▶ _Set exercise_
Repeat the material below word for word and leave out all pictures.

(Data records)

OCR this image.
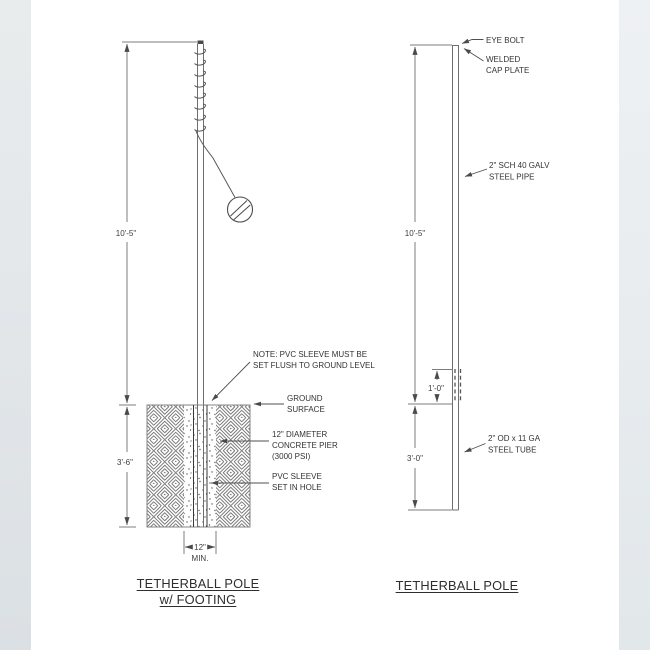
10'-5"
3'-6"
12"
MIN.
NOTE: PVC SLEEVE MUST BE
SET FLUSH TO GROUND LEVEL
GROUND
SURFACE
12" DIAMETER
CONCRETE PIER
(3000 PSI)
PVC SLEEVE
SET IN HOLE
10'-5"
1'-0"
3'-0"
EYE BOLT
WELDED
CAP PLATE
2" SCH 40 GALV
STEEL PIPE
2" OD x 11 GA
STEEL TUBE
TETHERBALL POLE
w/ FOOTING
TETHERBALL POLE
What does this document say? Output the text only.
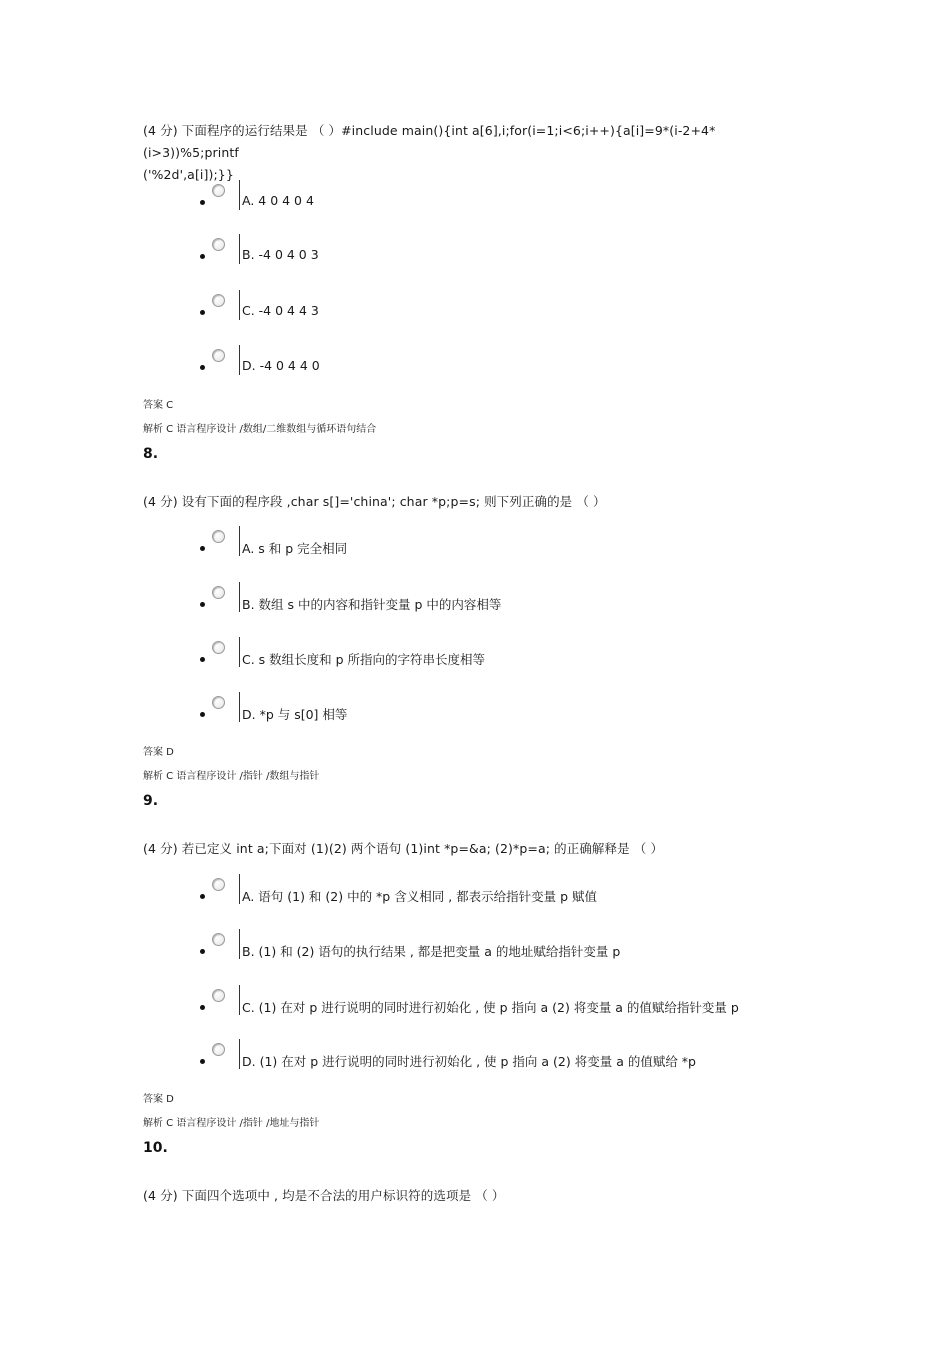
(4 分) 下面程序的运行结果是 （ ）#include main(){int a[6],i;for(i=1;i<6;i++){a[i]=9*(i-2+4*(i>3))%5;printf
('%2d',a[i]);}}
A. 4 0 4 0 4
B. -4 0 4 0 3
C. -4 0 4 4 3
D. -4 0 4 4 0
答案 C
解析 C 语言程序设计 /数组/二维数组与循环语句结合
8.
(4 分) 设有下面的程序段 ,char s[]='china'; char *p;p=s; 则下列正确的是 （ ）
A. s 和 p 完全相同
B. 数组 s 中的内容和指针变量 p 中的内容相等
C. s 数组长度和 p 所指向的字符串长度相等
D. *p 与 s[0] 相等
答案 D
解析 C 语言程序设计 /指针 /数组与指针
9.
(4 分) 若已定义 int a;下面对 (1)(2) 两个语句 (1)int *p=&a; (2)*p=a; 的正确解释是 （ ）
A. 语句 (1) 和 (2) 中的 *p 含义相同 , 都表示给指针变量 p 赋值
B. (1) 和 (2) 语句的执行结果 , 都是把变量 a 的地址赋给指针变量 p
C. (1) 在对 p 进行说明的同时进行初始化 , 使 p 指向 a (2) 将变量 a 的值赋给指针变量 p
D. (1) 在对 p 进行说明的同时进行初始化 , 使 p 指向 a (2) 将变量 a 的值赋给 *p
答案 D
解析 C 语言程序设计 /指针 /地址与指针
10.
(4 分) 下面四个选项中 , 均是不合法的用户标识符的选项是 （ ）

▶ _Exercise response_
OCR this image.
10'-5"
3'-6"
12"
MIN.
NOTE: PVC SLEEVE MUST BE
SET FLUSH TO GROUND LEVEL
GROUND
SURFACE
12" DIAMETER
CONCRETE PIER
(3000 PSI)
PVC SLEEVE
SET IN HOLE
10'-5"
1'-0"
3'-0"
EYE BOLT
WELDED
CAP PLATE
2" SCH 40 GALV
STEEL PIPE
2" OD x 11 GA
STEEL TUBE
TETHERBALL POLE
w/ FOOTING
TETHERBALL POLE
What does this document say? Output the text only.
(4 分) 下面程序的运行结果是 （ ）#include main(){int a[6],i;for(i=1;i<6;i++){a[i]=9*(i-2+4*(i>3))%5;printf
('%2d',a[i]);}}
A. 4 0 4 0 4
B. -4 0 4 0 3
C. -4 0 4 4 3
D. -4 0 4 4 0
答案 C
解析 C 语言程序设计 /数组/二维数组与循环语句结合
8.
(4 分) 设有下面的程序段 ,char s[]='china'; char *p;p=s; 则下列正确的是 （ ）
A. s 和 p 完全相同
B. 数组 s 中的内容和指针变量 p 中的内容相等
C. s 数组长度和 p 所指向的字符串长度相等
D. *p 与 s[0] 相等
答案 D
解析 C 语言程序设计 /指针 /数组与指针
9.
(4 分) 若已定义 int a;下面对 (1)(2) 两个语句 (1)int *p=&a; (2)*p=a; 的正确解释是 （ ）
A. 语句 (1) 和 (2) 中的 *p 含义相同 , 都表示给指针变量 p 赋值
B. (1) 和 (2) 语句的执行结果 , 都是把变量 a 的地址赋给指针变量 p
C. (1) 在对 p 进行说明的同时进行初始化 , 使 p 指向 a (2) 将变量 a 的值赋给指针变量 p
D. (1) 在对 p 进行说明的同时进行初始化 , 使 p 指向 a (2) 将变量 a 的值赋给 *p
答案 D
解析 C 语言程序设计 /指针 /地址与指针
10.
(4 分) 下面四个选项中 , 均是不合法的用户标识符的选项是 （ ）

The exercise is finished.